• Exercise directions
In the data below, find every line that has the string "party", and copy it.

Figure record extracts
═══
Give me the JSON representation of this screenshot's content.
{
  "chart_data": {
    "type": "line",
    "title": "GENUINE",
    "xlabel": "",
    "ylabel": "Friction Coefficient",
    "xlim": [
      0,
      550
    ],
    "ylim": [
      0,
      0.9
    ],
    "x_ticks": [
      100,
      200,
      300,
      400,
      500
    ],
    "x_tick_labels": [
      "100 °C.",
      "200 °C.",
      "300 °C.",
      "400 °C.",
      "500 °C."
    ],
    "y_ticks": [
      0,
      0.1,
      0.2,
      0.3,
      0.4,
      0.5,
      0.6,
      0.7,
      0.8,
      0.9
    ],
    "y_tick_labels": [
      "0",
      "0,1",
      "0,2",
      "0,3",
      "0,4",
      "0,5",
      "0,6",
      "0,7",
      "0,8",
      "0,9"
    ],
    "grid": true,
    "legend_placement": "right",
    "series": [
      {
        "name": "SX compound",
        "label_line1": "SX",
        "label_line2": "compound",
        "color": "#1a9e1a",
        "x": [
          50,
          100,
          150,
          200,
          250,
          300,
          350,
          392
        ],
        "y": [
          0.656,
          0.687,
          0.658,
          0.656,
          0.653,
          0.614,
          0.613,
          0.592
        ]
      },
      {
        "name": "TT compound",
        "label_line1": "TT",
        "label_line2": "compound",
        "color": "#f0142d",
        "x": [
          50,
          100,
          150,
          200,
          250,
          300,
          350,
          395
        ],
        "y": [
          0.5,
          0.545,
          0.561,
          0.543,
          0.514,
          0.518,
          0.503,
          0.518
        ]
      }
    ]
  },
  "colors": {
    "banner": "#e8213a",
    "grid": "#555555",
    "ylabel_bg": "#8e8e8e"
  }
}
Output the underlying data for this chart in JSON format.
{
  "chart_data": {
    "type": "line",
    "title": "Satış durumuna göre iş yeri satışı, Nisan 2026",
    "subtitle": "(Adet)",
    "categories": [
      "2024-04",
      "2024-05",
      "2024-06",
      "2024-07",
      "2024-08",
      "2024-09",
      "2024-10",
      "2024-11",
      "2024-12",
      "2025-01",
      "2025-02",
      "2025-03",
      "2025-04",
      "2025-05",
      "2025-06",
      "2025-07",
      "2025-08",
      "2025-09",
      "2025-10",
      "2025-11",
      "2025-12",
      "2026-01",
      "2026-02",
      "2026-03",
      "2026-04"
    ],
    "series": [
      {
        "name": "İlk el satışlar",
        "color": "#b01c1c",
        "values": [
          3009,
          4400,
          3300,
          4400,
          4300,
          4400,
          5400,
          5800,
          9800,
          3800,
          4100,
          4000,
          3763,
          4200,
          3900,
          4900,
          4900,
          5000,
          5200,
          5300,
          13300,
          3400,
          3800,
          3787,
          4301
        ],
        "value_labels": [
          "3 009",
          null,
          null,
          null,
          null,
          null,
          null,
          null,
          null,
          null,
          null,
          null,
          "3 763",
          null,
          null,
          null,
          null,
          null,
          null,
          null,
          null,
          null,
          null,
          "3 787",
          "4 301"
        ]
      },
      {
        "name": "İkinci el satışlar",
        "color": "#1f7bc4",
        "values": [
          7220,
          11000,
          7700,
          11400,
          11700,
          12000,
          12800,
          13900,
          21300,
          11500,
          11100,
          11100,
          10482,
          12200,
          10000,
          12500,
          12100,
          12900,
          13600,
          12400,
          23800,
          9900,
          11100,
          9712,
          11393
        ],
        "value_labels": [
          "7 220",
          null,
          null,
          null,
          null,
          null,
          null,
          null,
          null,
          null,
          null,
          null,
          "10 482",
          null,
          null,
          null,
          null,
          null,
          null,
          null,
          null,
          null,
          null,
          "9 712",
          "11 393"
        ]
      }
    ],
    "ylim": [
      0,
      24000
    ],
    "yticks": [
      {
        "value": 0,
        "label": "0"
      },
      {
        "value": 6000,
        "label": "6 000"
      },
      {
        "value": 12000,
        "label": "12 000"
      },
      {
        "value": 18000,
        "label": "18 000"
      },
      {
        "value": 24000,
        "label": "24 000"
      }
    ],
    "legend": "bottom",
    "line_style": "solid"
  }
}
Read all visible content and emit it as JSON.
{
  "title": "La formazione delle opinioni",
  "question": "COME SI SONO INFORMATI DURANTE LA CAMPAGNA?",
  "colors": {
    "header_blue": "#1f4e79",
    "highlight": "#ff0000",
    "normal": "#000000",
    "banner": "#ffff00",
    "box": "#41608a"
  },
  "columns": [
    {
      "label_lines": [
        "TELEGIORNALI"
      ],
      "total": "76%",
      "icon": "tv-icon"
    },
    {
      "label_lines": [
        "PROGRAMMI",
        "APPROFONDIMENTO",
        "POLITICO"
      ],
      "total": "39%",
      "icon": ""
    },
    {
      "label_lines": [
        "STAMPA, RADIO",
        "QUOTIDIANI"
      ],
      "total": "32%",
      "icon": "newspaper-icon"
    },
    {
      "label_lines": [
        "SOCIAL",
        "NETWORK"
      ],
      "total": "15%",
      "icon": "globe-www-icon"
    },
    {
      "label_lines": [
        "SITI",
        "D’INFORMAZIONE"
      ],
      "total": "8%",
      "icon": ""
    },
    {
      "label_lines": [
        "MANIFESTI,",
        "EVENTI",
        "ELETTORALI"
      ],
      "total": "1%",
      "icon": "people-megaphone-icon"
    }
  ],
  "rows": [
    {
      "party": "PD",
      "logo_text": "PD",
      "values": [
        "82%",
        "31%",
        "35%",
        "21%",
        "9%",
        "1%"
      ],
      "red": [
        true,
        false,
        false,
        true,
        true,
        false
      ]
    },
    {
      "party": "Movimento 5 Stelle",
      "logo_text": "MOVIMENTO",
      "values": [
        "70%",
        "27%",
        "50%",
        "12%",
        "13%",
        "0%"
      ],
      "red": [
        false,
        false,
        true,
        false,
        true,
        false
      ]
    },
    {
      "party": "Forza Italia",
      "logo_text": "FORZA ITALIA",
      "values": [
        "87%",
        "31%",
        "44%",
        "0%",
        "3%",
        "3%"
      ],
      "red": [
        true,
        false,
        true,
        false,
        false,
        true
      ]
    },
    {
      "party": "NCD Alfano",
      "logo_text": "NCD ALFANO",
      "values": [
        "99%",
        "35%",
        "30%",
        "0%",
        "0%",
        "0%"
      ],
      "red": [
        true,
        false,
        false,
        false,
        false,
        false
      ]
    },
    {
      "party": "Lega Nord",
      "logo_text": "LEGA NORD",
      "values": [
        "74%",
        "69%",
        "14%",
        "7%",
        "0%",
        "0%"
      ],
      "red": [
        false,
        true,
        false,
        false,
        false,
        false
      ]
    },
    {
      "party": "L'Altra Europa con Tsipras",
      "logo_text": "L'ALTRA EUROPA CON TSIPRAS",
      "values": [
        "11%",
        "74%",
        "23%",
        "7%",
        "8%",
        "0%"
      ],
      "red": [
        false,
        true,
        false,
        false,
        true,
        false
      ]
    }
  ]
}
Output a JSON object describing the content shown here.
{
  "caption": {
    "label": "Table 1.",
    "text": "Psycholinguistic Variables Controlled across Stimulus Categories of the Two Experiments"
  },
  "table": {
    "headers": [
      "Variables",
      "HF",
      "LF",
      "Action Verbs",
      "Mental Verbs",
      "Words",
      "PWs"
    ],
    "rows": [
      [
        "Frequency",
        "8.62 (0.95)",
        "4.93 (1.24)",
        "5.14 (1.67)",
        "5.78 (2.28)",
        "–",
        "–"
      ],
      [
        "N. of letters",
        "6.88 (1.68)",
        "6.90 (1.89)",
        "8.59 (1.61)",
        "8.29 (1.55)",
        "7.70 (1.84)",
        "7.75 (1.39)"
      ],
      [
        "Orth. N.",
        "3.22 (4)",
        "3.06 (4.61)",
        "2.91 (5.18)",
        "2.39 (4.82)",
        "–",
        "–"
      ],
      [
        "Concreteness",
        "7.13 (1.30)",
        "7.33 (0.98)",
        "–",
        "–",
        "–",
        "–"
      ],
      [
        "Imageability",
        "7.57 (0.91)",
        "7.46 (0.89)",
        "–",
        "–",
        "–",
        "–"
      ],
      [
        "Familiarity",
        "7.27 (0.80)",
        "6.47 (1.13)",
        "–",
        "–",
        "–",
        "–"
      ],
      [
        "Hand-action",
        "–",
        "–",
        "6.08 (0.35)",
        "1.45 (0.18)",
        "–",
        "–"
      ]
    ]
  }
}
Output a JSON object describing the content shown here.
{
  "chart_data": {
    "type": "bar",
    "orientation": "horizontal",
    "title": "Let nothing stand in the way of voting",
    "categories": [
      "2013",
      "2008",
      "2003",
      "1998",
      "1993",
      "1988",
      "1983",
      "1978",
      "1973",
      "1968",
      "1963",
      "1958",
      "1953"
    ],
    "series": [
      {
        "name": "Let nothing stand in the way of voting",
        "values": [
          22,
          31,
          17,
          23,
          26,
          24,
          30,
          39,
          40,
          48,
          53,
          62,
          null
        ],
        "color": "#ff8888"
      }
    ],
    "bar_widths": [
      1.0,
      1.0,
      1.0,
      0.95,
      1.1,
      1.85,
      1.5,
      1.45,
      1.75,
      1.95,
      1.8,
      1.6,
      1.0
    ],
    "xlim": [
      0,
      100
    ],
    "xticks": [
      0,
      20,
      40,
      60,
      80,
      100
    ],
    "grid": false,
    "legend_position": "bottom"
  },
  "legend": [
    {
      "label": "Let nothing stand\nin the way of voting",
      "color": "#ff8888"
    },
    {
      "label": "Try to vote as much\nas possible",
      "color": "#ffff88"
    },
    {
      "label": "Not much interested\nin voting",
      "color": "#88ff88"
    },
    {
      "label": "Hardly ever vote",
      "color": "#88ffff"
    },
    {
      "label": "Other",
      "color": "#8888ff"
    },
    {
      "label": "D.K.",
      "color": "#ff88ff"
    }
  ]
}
═══
• Output for this exercise
      "party": "PD",
      "party": "Movimento 5 Stelle",
      "party": "Forza Italia",
      "party": "NCD Alfano",
      "party": "Lega Nord",
      "party": "L'Altra Europa con Tsipras",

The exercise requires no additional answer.